(Data items)

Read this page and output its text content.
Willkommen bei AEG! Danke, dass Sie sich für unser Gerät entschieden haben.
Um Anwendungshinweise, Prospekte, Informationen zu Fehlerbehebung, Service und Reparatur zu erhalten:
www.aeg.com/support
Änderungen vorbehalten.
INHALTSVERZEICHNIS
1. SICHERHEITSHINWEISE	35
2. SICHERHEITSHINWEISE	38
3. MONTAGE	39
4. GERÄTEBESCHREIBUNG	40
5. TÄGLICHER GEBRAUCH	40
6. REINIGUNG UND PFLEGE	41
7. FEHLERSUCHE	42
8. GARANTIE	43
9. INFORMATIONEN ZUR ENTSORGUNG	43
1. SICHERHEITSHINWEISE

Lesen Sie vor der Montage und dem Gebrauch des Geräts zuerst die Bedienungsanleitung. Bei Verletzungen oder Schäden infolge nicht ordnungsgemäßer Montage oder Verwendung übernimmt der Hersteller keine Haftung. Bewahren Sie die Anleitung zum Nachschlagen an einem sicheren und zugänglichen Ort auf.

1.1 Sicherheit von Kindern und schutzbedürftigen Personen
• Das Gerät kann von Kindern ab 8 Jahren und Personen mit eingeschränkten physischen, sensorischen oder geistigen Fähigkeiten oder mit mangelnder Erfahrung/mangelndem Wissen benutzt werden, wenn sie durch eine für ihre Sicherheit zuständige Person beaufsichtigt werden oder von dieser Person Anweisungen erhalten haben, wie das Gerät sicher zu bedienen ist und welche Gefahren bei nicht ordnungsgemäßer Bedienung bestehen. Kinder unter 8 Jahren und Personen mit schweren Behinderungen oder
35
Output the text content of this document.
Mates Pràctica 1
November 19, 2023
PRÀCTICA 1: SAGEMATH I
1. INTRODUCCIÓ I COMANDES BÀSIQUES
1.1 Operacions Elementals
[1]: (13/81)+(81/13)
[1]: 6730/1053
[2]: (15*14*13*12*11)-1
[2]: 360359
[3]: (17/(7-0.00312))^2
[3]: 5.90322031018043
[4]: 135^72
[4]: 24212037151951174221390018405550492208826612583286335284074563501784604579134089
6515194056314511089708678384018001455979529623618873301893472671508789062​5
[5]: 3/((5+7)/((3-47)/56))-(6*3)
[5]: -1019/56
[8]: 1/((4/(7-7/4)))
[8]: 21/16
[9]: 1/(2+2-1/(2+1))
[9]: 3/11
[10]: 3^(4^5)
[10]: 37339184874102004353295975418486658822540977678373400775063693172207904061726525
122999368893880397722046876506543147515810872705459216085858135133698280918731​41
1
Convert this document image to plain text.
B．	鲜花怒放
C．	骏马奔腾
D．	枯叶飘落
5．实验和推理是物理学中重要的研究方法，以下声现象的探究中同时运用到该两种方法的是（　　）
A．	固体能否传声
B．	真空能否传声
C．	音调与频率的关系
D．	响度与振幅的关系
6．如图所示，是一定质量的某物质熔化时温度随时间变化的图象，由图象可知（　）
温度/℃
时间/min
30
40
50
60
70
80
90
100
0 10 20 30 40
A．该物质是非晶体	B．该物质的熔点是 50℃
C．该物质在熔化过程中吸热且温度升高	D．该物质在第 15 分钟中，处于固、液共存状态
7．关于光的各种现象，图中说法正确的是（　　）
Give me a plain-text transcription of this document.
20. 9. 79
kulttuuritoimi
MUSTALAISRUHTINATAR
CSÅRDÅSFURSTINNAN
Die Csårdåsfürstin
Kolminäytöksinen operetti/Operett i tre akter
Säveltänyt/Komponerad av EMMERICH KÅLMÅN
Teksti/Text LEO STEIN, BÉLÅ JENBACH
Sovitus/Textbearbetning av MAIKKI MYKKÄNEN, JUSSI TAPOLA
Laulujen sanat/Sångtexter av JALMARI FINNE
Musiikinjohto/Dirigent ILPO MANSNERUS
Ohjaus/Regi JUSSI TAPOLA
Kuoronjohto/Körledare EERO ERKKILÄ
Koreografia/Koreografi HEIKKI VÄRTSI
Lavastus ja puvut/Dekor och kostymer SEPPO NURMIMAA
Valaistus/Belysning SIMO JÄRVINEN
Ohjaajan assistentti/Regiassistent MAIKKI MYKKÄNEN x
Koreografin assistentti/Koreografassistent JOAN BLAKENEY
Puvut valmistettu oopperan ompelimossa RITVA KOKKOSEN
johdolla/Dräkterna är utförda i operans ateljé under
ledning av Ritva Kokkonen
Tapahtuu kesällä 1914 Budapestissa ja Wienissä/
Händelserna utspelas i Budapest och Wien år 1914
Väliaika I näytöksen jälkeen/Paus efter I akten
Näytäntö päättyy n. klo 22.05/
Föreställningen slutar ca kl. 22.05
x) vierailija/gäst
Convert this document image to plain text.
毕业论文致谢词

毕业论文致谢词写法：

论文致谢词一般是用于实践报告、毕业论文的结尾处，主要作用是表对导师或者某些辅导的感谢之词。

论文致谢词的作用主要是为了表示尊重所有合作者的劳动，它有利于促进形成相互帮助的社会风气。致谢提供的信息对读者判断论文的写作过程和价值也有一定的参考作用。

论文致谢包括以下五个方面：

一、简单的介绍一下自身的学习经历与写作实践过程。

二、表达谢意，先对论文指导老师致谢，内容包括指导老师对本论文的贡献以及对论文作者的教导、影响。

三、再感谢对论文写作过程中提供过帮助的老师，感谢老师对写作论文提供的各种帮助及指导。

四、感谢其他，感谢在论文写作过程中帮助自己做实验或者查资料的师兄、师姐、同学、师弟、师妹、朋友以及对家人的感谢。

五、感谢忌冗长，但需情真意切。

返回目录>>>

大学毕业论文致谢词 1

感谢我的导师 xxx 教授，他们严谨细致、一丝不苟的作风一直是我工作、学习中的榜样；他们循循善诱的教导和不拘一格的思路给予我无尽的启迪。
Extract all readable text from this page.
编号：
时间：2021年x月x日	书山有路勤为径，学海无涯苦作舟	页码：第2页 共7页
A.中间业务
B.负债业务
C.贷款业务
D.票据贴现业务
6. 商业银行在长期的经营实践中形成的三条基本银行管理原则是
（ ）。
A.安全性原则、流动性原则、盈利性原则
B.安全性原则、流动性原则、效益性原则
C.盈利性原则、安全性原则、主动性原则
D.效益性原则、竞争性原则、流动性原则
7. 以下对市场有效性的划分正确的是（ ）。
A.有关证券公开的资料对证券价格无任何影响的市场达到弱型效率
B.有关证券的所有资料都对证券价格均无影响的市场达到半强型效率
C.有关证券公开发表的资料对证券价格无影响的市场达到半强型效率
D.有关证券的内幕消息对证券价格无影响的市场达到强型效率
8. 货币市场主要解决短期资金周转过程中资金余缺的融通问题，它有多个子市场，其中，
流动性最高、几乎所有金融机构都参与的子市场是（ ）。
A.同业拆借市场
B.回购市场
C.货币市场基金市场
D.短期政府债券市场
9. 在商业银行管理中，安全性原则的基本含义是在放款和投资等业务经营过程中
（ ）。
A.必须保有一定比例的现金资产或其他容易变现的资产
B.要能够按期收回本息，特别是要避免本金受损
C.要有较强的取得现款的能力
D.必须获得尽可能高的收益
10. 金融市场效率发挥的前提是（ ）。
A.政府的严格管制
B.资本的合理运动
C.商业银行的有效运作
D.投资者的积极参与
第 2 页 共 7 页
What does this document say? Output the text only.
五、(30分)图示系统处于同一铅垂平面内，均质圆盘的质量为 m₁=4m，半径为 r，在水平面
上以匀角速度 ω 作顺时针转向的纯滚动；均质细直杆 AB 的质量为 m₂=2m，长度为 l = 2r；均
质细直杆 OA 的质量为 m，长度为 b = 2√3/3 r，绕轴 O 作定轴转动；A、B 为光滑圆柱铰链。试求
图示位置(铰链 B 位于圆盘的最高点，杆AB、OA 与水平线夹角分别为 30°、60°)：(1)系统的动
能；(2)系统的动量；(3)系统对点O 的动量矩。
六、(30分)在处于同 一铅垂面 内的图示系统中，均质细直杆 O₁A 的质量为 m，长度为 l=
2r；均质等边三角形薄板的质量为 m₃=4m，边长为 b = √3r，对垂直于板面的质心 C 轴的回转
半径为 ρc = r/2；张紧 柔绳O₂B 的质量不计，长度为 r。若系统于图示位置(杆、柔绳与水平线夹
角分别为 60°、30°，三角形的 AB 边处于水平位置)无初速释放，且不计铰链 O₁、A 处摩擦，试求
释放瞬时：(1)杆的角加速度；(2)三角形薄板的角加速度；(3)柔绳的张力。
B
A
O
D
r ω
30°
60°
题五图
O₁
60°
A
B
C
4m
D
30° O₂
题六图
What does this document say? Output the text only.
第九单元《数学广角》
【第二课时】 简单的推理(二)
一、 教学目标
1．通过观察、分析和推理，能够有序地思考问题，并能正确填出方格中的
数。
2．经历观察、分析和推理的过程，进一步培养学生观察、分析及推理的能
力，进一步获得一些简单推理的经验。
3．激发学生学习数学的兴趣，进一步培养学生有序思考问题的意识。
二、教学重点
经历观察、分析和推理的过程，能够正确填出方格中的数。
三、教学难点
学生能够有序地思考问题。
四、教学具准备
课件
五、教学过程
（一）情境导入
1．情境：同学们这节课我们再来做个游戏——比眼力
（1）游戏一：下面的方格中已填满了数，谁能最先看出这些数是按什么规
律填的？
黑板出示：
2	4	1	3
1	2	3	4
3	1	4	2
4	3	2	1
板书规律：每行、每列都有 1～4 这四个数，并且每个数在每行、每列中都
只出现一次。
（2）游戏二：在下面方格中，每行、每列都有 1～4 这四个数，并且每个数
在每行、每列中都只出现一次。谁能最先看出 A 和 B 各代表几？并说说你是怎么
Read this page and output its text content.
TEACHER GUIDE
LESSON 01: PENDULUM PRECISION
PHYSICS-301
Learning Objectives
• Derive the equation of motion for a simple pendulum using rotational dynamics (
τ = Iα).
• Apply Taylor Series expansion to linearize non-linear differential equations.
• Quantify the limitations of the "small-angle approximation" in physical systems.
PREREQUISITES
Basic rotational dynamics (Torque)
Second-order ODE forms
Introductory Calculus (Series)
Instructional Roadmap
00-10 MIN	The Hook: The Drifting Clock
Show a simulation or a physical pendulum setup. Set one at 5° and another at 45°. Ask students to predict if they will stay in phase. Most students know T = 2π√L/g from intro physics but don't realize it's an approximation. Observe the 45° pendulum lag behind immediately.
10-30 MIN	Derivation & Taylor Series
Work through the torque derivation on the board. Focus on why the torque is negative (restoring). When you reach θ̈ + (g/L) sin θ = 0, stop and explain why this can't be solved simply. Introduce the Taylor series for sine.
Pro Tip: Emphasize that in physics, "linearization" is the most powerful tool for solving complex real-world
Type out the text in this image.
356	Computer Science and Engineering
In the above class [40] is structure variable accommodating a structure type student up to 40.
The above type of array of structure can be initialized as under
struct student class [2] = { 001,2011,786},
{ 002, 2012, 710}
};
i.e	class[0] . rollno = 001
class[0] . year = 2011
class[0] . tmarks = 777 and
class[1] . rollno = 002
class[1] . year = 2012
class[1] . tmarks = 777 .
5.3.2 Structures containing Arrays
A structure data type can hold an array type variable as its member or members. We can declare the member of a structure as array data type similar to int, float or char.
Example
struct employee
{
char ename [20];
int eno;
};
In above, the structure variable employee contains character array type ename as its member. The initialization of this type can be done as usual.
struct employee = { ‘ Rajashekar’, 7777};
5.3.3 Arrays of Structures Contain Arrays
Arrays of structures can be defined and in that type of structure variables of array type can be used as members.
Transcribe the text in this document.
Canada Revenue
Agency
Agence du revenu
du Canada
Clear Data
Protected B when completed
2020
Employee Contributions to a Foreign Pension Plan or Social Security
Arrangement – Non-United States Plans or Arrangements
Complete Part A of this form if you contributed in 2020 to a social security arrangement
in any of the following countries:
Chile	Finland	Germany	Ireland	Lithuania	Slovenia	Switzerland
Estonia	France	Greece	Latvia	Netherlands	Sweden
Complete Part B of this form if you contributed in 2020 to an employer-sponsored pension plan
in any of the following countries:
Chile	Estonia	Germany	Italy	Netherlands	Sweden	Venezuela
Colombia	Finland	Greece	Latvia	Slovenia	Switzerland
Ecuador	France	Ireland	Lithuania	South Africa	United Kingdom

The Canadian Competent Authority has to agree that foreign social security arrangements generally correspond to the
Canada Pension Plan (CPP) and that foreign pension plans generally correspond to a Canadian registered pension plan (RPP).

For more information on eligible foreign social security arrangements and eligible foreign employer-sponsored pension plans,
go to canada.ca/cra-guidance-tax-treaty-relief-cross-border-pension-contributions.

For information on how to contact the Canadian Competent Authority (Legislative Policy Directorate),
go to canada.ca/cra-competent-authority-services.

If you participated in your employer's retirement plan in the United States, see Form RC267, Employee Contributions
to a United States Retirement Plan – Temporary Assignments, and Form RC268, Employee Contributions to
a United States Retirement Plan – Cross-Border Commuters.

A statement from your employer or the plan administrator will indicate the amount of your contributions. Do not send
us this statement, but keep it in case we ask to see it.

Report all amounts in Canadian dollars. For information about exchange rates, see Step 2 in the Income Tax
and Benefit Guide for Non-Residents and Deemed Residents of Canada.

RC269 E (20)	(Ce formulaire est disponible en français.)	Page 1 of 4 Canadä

The exercise: Look through the entries above for the word "document". Copy every line where it shows up.

The completed task:
Output the text content of this document.
Convert this document image to plain text.
Give me a plain-text transcription of this document.
Convert this document image to plain text.
What does this document say? Output the text only.
What does this document say? Output the text only.
Transcribe the text in this document.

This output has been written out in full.